[WORKING DATA start]

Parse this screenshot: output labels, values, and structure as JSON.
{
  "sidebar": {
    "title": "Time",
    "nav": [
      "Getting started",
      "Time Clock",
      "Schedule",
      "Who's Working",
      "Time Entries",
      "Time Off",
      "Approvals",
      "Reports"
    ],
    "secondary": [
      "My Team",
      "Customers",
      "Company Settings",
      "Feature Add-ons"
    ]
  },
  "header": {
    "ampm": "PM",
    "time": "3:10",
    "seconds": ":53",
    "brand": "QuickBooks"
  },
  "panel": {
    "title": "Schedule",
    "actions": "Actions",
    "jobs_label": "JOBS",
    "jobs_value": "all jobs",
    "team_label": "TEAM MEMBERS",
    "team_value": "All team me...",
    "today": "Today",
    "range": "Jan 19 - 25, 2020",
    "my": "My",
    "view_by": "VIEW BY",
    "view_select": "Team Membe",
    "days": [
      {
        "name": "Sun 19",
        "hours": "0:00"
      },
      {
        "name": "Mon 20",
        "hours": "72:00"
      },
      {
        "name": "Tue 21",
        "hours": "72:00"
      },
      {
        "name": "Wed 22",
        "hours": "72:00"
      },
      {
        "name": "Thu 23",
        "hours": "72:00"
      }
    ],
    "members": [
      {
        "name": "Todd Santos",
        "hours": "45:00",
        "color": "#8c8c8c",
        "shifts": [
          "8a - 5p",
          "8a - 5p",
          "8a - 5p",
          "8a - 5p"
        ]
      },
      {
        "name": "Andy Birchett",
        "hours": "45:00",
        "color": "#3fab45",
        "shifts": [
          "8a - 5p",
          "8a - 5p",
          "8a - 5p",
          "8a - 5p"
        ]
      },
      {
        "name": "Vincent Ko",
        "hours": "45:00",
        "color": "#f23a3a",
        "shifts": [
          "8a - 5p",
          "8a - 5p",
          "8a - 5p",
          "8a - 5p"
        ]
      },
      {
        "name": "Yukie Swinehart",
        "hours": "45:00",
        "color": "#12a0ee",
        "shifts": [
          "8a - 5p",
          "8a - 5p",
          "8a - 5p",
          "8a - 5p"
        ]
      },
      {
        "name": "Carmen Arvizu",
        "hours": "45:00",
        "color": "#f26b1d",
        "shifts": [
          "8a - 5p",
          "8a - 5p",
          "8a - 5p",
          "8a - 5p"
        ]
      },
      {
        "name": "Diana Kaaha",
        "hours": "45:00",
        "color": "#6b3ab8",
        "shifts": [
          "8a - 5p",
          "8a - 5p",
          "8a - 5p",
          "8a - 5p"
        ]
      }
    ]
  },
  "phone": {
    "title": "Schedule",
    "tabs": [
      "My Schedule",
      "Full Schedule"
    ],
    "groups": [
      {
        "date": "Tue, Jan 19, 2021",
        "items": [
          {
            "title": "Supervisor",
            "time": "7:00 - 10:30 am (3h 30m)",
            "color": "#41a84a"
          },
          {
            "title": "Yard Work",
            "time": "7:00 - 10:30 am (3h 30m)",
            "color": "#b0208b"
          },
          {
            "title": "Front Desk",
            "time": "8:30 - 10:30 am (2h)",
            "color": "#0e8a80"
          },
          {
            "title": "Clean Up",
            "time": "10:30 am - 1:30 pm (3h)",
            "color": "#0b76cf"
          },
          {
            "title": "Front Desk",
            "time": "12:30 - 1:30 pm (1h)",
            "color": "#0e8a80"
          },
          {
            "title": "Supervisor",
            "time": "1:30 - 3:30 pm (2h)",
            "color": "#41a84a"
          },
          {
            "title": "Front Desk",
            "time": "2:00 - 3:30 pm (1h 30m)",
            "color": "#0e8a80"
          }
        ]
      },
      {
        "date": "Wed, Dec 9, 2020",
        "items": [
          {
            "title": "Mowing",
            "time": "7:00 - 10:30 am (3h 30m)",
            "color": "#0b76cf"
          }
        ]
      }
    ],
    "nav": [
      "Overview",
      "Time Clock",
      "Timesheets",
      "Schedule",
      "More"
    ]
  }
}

[WORKING DATA end]

SHORT PROBLEM –
Exactly reproduce all of the entries above.

RIGHT ANSWER –
Parse this screenshot: output labels, values, and structure as JSON.
{
  "sidebar": {
    "title": "Time",
    "nav": [
      "Getting started",
      "Time Clock",
      "Schedule",
      "Who's Working",
      "Time Entries",
      "Time Off",
      "Approvals",
      "Reports"
    ],
    "secondary": [
      "My Team",
      "Customers",
      "Company Settings",
      "Feature Add-ons"
    ]
  },
  "header": {
    "ampm": "PM",
    "time": "3:10",
    "seconds": ":53",
    "brand": "QuickBooks"
  },
  "panel": {
    "title": "Schedule",
    "actions": "Actions",
    "jobs_label": "JOBS",
    "jobs_value": "all jobs",
    "team_label": "TEAM MEMBERS",
    "team_value": "All team me...",
    "today": "Today",
    "range": "Jan 19 - 25, 2020",
    "my": "My",
    "view_by": "VIEW BY",
    "view_select": "Team Membe",
    "days": [
      {
        "name": "Sun 19",
        "hours": "0:00"
      },
      {
        "name": "Mon 20",
        "hours": "72:00"
      },
      {
        "name": "Tue 21",
        "hours": "72:00"
      },
      {
        "name": "Wed 22",
        "hours": "72:00"
      },
      {
        "name": "Thu 23",
        "hours": "72:00"
      }
    ],
    "members": [
      {
        "name": "Todd Santos",
        "hours": "45:00",
        "color": "#8c8c8c",
        "shifts": [
          "8a - 5p",
          "8a - 5p",
          "8a - 5p",
          "8a - 5p"
        ]
      },
      {
        "name": "Andy Birchett",
        "hours": "45:00",
        "color": "#3fab45",
        "shifts": [
          "8a - 5p",
          "8a - 5p",
          "8a - 5p",
          "8a - 5p"
        ]
      },
      {
        "name": "Vincent Ko",
        "hours": "45:00",
        "color": "#f23a3a",
        "shifts": [
          "8a - 5p",
          "8a - 5p",
          "8a - 5p",
          "8a - 5p"
        ]
      },
      {
        "name": "Yukie Swinehart",
        "hours": "45:00",
        "color": "#12a0ee",
        "shifts": [
          "8a - 5p",
          "8a - 5p",
          "8a - 5p",
          "8a - 5p"
        ]
      },
      {
        "name": "Carmen Arvizu",
        "hours": "45:00",
        "color": "#f26b1d",
        "shifts": [
          "8a - 5p",
          "8a - 5p",
          "8a - 5p",
          "8a - 5p"
        ]
      },
      {
        "name": "Diana Kaaha",
        "hours": "45:00",
        "color": "#6b3ab8",
        "shifts": [
          "8a - 5p",
          "8a - 5p",
          "8a - 5p",
          "8a - 5p"
        ]
      }
    ]
  },
  "phone": {
    "title": "Schedule",
    "tabs": [
      "My Schedule",
      "Full Schedule"
    ],
    "groups": [
      {
        "date": "Tue, Jan 19, 2021",
        "items": [
          {
            "title": "Supervisor",
            "time": "7:00 - 10:30 am (3h 30m)",
            "color": "#41a84a"
          },
          {
            "title": "Yard Work",
            "time": "7:00 - 10:30 am (3h 30m)",
            "color": "#b0208b"
          },
          {
            "title": "Front Desk",
            "time": "8:30 - 10:30 am (2h)",
            "color": "#0e8a80"
          },
          {
            "title": "Clean Up",
            "time": "10:30 am - 1:30 pm (3h)",
            "color": "#0b76cf"
          },
          {
            "title": "Front Desk",
            "time": "12:30 - 1:30 pm (1h)",
            "color": "#0e8a80"
          },
          {
            "title": "Supervisor",
            "time": "1:30 - 3:30 pm (2h)",
            "color": "#41a84a"
          },
          {
            "title": "Front Desk",
            "time": "2:00 - 3:30 pm (1h 30m)",
            "color": "#0e8a80"
          }
        ]
      },
      {
        "date": "Wed, Dec 9, 2020",
        "items": [
          {
            "title": "Mowing",
            "time": "7:00 - 10:30 am (3h 30m)",
            "color": "#0b76cf"
          }
        ]
      }
    ],
    "nav": [
      "Overview",
      "Time Clock",
      "Timesheets",
      "Schedule",
      "More"
    ]
  }
}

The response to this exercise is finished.